**INFORMATION SHOWN:**
# # #
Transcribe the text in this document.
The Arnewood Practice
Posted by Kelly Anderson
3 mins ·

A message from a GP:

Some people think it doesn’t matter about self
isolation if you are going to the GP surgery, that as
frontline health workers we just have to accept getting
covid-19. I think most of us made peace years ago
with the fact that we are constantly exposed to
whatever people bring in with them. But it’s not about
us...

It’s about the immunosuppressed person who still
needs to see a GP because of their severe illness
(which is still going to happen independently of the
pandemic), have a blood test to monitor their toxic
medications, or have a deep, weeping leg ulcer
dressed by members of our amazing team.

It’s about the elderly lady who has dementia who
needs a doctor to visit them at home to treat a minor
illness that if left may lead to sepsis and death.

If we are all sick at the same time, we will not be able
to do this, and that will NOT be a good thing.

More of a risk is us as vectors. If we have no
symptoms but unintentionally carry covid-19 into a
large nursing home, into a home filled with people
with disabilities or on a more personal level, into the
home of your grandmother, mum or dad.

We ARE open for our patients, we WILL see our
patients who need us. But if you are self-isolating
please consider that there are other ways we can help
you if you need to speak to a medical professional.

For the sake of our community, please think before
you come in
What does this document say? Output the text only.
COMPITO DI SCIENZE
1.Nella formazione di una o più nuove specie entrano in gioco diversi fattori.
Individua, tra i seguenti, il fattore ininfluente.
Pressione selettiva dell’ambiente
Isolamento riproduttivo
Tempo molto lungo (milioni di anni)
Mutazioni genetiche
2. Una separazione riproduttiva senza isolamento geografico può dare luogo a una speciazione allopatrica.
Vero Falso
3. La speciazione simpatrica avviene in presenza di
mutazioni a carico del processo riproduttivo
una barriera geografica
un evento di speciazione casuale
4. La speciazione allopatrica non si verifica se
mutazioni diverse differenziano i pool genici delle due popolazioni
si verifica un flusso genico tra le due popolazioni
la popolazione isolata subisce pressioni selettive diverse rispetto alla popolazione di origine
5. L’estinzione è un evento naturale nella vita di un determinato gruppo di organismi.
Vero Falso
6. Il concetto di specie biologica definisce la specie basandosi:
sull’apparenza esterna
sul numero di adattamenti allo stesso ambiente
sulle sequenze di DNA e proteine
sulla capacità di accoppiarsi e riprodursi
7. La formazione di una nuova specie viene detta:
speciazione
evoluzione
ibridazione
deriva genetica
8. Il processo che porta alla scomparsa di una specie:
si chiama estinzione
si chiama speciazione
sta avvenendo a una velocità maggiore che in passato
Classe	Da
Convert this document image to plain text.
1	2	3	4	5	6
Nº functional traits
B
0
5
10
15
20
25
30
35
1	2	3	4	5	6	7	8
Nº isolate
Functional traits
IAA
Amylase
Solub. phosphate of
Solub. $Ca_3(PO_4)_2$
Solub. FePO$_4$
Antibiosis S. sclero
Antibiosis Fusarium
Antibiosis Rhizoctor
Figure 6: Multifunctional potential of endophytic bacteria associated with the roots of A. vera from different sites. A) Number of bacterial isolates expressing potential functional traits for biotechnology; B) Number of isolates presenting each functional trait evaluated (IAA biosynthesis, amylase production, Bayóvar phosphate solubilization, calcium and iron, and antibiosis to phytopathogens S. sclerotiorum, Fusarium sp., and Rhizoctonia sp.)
# # #
Copy out all of the records above with nothing altered.

**ANSWER TO THE EXERCISE:**
Transcribe the text in this document.
The Arnewood Practice
Posted by Kelly Anderson
3 mins ·

A message from a GP:

Some people think it doesn’t matter about self
isolation if you are going to the GP surgery, that as
frontline health workers we just have to accept getting
covid-19. I think most of us made peace years ago
with the fact that we are constantly exposed to
whatever people bring in with them. But it’s not about
us...

It’s about the immunosuppressed person who still
needs to see a GP because of their severe illness
(which is still going to happen independently of the
pandemic), have a blood test to monitor their toxic
medications, or have a deep, weeping leg ulcer
dressed by members of our amazing team.

It’s about the elderly lady who has dementia who
needs a doctor to visit them at home to treat a minor
illness that if left may lead to sepsis and death.

If we are all sick at the same time, we will not be able
to do this, and that will NOT be a good thing.

More of a risk is us as vectors. If we have no
symptoms but unintentionally carry covid-19 into a
large nursing home, into a home filled with people
with disabilities or on a more personal level, into the
home of your grandmother, mum or dad.

We ARE open for our patients, we WILL see our
patients who need us. But if you are self-isolating
please consider that there are other ways we can help
you if you need to speak to a medical professional.

For the sake of our community, please think before
you come in
What does this document say? Output the text only.
COMPITO DI SCIENZE
1.Nella formazione di una o più nuove specie entrano in gioco diversi fattori.
Individua, tra i seguenti, il fattore ininfluente.
Pressione selettiva dell’ambiente
Isolamento riproduttivo
Tempo molto lungo (milioni di anni)
Mutazioni genetiche
2. Una separazione riproduttiva senza isolamento geografico può dare luogo a una speciazione allopatrica.
Vero Falso
3. La speciazione simpatrica avviene in presenza di
mutazioni a carico del processo riproduttivo
una barriera geografica
un evento di speciazione casuale
4. La speciazione allopatrica non si verifica se
mutazioni diverse differenziano i pool genici delle due popolazioni
si verifica un flusso genico tra le due popolazioni
la popolazione isolata subisce pressioni selettive diverse rispetto alla popolazione di origine
5. L’estinzione è un evento naturale nella vita di un determinato gruppo di organismi.
Vero Falso
6. Il concetto di specie biologica definisce la specie basandosi:
sull’apparenza esterna
sul numero di adattamenti allo stesso ambiente
sulle sequenze di DNA e proteine
sulla capacità di accoppiarsi e riprodursi
7. La formazione di una nuova specie viene detta:
speciazione
evoluzione
ibridazione
deriva genetica
8. Il processo che porta alla scomparsa di una specie:
si chiama estinzione
si chiama speciazione
sta avvenendo a una velocità maggiore che in passato
Classe	Da
Convert this document image to plain text.
1	2	3	4	5	6
Nº functional traits
B
0
5
10
15
20
25
30
35
1	2	3	4	5	6	7	8
Nº isolate
Functional traits
IAA
Amylase
Solub. phosphate of
Solub. $Ca_3(PO_4)_2$
Solub. FePO$_4$
Antibiosis S. sclero
Antibiosis Fusarium
Antibiosis Rhizoctor
Figure 6: Multifunctional potential of endophytic bacteria associated with the roots of A. vera from different sites. A) Number of bacterial isolates expressing potential functional traits for biotechnology; B) Number of isolates presenting each functional trait evaluated (IAA biosynthesis, amylase production, Bayóvar phosphate solubilization, calcium and iron, and antibiosis to phytopathogens S. sclerotiorum, Fusarium sp., and Rhizoctonia sp.)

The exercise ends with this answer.